* [TASK REQUIREMENTS]
Reproduce each record below exactly as written.

* [RECORDS FOR THIS EXERCISE]
++++++++++++++++++++
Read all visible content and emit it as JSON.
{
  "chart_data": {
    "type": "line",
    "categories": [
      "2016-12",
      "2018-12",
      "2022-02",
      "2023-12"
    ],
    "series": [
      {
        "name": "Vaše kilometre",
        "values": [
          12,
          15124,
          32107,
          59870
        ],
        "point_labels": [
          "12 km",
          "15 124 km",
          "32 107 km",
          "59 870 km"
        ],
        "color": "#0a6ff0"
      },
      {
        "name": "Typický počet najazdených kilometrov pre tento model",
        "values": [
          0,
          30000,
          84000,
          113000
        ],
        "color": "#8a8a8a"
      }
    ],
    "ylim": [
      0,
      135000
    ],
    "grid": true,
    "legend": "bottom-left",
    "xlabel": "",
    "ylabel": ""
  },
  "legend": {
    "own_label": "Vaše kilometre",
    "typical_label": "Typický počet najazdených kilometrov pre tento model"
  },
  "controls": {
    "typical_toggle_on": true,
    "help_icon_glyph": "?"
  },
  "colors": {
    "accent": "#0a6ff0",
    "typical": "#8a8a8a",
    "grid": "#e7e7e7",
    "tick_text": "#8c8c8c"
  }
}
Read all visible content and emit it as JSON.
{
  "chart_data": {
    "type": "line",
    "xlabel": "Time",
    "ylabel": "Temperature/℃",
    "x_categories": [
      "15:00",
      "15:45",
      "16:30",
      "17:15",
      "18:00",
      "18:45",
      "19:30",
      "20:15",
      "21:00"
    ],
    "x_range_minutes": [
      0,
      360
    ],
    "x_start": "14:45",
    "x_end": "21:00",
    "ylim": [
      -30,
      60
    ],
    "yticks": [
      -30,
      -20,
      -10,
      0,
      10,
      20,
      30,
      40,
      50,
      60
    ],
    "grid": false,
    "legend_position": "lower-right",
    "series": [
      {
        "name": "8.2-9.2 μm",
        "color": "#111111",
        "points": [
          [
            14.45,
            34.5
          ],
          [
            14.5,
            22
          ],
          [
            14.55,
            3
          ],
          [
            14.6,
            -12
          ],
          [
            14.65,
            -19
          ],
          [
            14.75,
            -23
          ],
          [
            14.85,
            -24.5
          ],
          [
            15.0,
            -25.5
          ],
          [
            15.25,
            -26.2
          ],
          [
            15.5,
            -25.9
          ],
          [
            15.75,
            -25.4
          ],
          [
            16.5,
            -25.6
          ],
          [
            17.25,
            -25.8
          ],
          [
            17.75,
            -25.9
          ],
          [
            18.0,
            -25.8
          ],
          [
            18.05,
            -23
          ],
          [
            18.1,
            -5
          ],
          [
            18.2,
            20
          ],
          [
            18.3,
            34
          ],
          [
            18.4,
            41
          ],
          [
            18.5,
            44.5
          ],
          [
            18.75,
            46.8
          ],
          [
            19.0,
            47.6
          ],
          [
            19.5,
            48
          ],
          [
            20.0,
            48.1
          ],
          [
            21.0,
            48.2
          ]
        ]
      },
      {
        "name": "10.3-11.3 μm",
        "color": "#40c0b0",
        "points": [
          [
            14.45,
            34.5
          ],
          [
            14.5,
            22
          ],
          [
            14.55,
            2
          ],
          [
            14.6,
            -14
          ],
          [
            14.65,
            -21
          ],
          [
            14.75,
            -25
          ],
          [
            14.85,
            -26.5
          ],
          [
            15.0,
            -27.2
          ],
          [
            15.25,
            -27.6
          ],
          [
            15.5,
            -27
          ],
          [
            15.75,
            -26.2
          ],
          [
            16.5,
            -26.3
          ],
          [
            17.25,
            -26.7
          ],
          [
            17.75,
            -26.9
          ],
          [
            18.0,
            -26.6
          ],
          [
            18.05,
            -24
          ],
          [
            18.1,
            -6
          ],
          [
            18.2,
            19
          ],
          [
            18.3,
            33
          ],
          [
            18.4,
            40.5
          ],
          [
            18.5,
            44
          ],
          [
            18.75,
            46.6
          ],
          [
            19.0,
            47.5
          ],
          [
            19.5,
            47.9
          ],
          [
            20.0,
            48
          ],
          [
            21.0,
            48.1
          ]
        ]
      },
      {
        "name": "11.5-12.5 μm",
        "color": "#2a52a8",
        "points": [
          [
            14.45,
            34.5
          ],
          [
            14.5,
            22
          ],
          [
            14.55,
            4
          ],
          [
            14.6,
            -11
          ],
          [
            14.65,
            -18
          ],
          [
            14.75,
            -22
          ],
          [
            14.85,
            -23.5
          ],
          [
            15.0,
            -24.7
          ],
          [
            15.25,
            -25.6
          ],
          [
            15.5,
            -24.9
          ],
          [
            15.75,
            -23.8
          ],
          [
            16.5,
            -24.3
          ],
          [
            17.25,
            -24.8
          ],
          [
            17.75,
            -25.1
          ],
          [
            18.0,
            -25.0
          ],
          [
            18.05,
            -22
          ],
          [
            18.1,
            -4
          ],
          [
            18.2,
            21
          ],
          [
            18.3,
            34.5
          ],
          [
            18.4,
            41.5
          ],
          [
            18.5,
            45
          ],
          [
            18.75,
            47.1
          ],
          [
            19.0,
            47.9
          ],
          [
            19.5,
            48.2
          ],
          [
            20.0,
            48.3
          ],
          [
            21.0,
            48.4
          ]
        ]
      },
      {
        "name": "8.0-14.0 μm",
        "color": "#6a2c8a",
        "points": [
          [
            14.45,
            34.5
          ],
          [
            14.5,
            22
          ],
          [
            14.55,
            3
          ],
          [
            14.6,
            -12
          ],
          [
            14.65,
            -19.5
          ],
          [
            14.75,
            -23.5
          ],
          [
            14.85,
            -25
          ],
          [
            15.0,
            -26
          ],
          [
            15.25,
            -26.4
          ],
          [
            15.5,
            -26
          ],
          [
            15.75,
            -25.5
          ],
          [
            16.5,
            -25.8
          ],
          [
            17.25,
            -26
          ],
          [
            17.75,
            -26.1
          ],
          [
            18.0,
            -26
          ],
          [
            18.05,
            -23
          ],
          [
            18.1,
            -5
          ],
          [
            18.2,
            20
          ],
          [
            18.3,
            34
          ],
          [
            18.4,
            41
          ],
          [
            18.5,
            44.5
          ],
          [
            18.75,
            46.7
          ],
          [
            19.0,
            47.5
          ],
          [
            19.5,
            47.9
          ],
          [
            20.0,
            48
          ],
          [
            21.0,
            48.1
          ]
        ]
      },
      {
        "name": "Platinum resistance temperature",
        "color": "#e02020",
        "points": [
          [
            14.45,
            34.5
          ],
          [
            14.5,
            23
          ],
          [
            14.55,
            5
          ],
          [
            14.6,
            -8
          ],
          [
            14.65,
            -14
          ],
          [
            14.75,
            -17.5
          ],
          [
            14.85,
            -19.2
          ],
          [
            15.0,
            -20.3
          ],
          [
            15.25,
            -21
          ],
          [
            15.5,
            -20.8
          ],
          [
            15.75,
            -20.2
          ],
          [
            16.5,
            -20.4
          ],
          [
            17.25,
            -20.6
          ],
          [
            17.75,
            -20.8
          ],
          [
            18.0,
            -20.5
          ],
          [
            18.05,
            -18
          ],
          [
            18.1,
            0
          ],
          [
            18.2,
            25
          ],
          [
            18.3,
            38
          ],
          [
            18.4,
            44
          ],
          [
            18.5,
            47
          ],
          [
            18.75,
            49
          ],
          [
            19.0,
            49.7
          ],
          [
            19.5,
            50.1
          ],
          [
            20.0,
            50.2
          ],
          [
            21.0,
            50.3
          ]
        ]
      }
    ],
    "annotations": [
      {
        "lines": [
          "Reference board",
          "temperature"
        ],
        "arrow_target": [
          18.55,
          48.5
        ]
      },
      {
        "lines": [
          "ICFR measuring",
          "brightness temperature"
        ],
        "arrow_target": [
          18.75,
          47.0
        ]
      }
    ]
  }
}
++++++++++++++++++++
* [RESPONSE FOR THIS EXERCISE]
Read all visible content and emit it as JSON.
{
  "chart_data": {
    "type": "line",
    "categories": [
      "2016-12",
      "2018-12",
      "2022-02",
      "2023-12"
    ],
    "series": [
      {
        "name": "Vaše kilometre",
        "values": [
          12,
          15124,
          32107,
          59870
        ],
        "point_labels": [
          "12 km",
          "15 124 km",
          "32 107 km",
          "59 870 km"
        ],
        "color": "#0a6ff0"
      },
      {
        "name": "Typický počet najazdených kilometrov pre tento model",
        "values": [
          0,
          30000,
          84000,
          113000
        ],
        "color": "#8a8a8a"
      }
    ],
    "ylim": [
      0,
      135000
    ],
    "grid": true,
    "legend": "bottom-left",
    "xlabel": "",
    "ylabel": ""
  },
  "legend": {
    "own_label": "Vaše kilometre",
    "typical_label": "Typický počet najazdených kilometrov pre tento model"
  },
  "controls": {
    "typical_toggle_on": true,
    "help_icon_glyph": "?"
  },
  "colors": {
    "accent": "#0a6ff0",
    "typical": "#8a8a8a",
    "grid": "#e7e7e7",
    "tick_text": "#8c8c8c"
  }
}
Read all visible content and emit it as JSON.
{
  "chart_data": {
    "type": "line",
    "xlabel": "Time",
    "ylabel": "Temperature/℃",
    "x_categories": [
      "15:00",
      "15:45",
      "16:30",
      "17:15",
      "18:00",
      "18:45",
      "19:30",
      "20:15",
      "21:00"
    ],
    "x_range_minutes": [
      0,
      360
    ],
    "x_start": "14:45",
    "x_end": "21:00",
    "ylim": [
      -30,
      60
    ],
    "yticks": [
      -30,
      -20,
      -10,
      0,
      10,
      20,
      30,
      40,
      50,
      60
    ],
    "grid": false,
    "legend_position": "lower-right",
    "series": [
      {
        "name": "8.2-9.2 μm",
        "color": "#111111",
        "points": [
          [
            14.45,
            34.5
          ],
          [
            14.5,
            22
          ],
          [
            14.55,
            3
          ],
          [
            14.6,
            -12
          ],
          [
            14.65,
            -19
          ],
          [
            14.75,
            -23
          ],
          [
            14.85,
            -24.5
          ],
          [
            15.0,
            -25.5
          ],
          [
            15.25,
            -26.2
          ],
          [
            15.5,
            -25.9
          ],
          [
            15.75,
            -25.4
          ],
          [
            16.5,
            -25.6
          ],
          [
            17.25,
            -25.8
          ],
          [
            17.75,
            -25.9
          ],
          [
            18.0,
            -25.8
          ],
          [
            18.05,
            -23
          ],
          [
            18.1,
            -5
          ],
          [
            18.2,
            20
          ],
          [
            18.3,
            34
          ],
          [
            18.4,
            41
          ],
          [
            18.5,
            44.5
          ],
          [
            18.75,
            46.8
          ],
          [
            19.0,
            47.6
          ],
          [
            19.5,
            48
          ],
          [
            20.0,
            48.1
          ],
          [
            21.0,
            48.2
          ]
        ]
      },
      {
        "name": "10.3-11.3 μm",
        "color": "#40c0b0",
        "points": [
          [
            14.45,
            34.5
          ],
          [
            14.5,
            22
          ],
          [
            14.55,
            2
          ],
          [
            14.6,
            -14
          ],
          [
            14.65,
            -21
          ],
          [
            14.75,
            -25
          ],
          [
            14.85,
            -26.5
          ],
          [
            15.0,
            -27.2
          ],
          [
            15.25,
            -27.6
          ],
          [
            15.5,
            -27
          ],
          [
            15.75,
            -26.2
          ],
          [
            16.5,
            -26.3
          ],
          [
            17.25,
            -26.7
          ],
          [
            17.75,
            -26.9
          ],
          [
            18.0,
            -26.6
          ],
          [
            18.05,
            -24
          ],
          [
            18.1,
            -6
          ],
          [
            18.2,
            19
          ],
          [
            18.3,
            33
          ],
          [
            18.4,
            40.5
          ],
          [
            18.5,
            44
          ],
          [
            18.75,
            46.6
          ],
          [
            19.0,
            47.5
          ],
          [
            19.5,
            47.9
          ],
          [
            20.0,
            48
          ],
          [
            21.0,
            48.1
          ]
        ]
      },
      {
        "name": "11.5-12.5 μm",
        "color": "#2a52a8",
        "points": [
          [
            14.45,
            34.5
          ],
          [
            14.5,
            22
          ],
          [
            14.55,
            4
          ],
          [
            14.6,
            -11
          ],
          [
            14.65,
            -18
          ],
          [
            14.75,
            -22
          ],
          [
            14.85,
            -23.5
          ],
          [
            15.0,
            -24.7
          ],
          [
            15.25,
            -25.6
          ],
          [
            15.5,
            -24.9
          ],
          [
            15.75,
            -23.8
          ],
          [
            16.5,
            -24.3
          ],
          [
            17.25,
            -24.8
          ],
          [
            17.75,
            -25.1
          ],
          [
            18.0,
            -25.0
          ],
          [
            18.05,
            -22
          ],
          [
            18.1,
            -4
          ],
          [
            18.2,
            21
          ],
          [
            18.3,
            34.5
          ],
          [
            18.4,
            41.5
          ],
          [
            18.5,
            45
          ],
          [
            18.75,
            47.1
          ],
          [
            19.0,
            47.9
          ],
          [
            19.5,
            48.2
          ],
          [
            20.0,
            48.3
          ],
          [
            21.0,
            48.4
          ]
        ]
      },
      {
        "name": "8.0-14.0 μm",
        "color": "#6a2c8a",
        "points": [
          [
            14.45,
            34.5
          ],
          [
            14.5,
            22
          ],
          [
            14.55,
            3
          ],
          [
            14.6,
            -12
          ],
          [
            14.65,
            -19.5
          ],
          [
            14.75,
            -23.5
          ],
          [
            14.85,
            -25
          ],
          [
            15.0,
            -26
          ],
          [
            15.25,
            -26.4
          ],
          [
            15.5,
            -26
          ],
          [
            15.75,
            -25.5
          ],
          [
            16.5,
            -25.8
          ],
          [
            17.25,
            -26
          ],
          [
            17.75,
            -26.1
          ],
          [
            18.0,
            -26
          ],
          [
            18.05,
            -23
          ],
          [
            18.1,
            -5
          ],
          [
            18.2,
            20
          ],
          [
            18.3,
            34
          ],
          [
            18.4,
            41
          ],
          [
            18.5,
            44.5
          ],
          [
            18.75,
            46.7
          ],
          [
            19.0,
            47.5
          ],
          [
            19.5,
            47.9
          ],
          [
            20.0,
            48
          ],
          [
            21.0,
            48.1
          ]
        ]
      },
      {
        "name": "Platinum resistance temperature",
        "color": "#e02020",
        "points": [
          [
            14.45,
            34.5
          ],
          [
            14.5,
            23
          ],
          [
            14.55,
            5
          ],
          [
            14.6,
            -8
          ],
          [
            14.65,
            -14
          ],
          [
            14.75,
            -17.5
          ],
          [
            14.85,
            -19.2
          ],
          [
            15.0,
            -20.3
          ],
          [
            15.25,
            -21
          ],
          [
            15.5,
            -20.8
          ],
          [
            15.75,
            -20.2
          ],
          [
            16.5,
            -20.4
          ],
          [
            17.25,
            -20.6
          ],
          [
            17.75,
            -20.8
          ],
          [
            18.0,
            -20.5
          ],
          [
            18.05,
            -18
          ],
          [
            18.1,
            0
          ],
          [
            18.2,
            25
          ],
          [
            18.3,
            38
          ],
          [
            18.4,
            44
          ],
          [
            18.5,
            47
          ],
          [
            18.75,
            49
          ],
          [
            19.0,
            49.7
          ],
          [
            19.5,
            50.1
          ],
          [
            20.0,
            50.2
          ],
          [
            21.0,
            50.3
          ]
        ]
      }
    ],
    "annotations": [
      {
        "lines": [
          "Reference board",
          "temperature"
        ],
        "arrow_target": [
          18.55,
          48.5
        ]
      },
      {
        "lines": [
          "ICFR measuring",
          "brightness temperature"
        ],
        "arrow_target": [
          18.75,
          47.0
        ]
      }
    ]
  }
}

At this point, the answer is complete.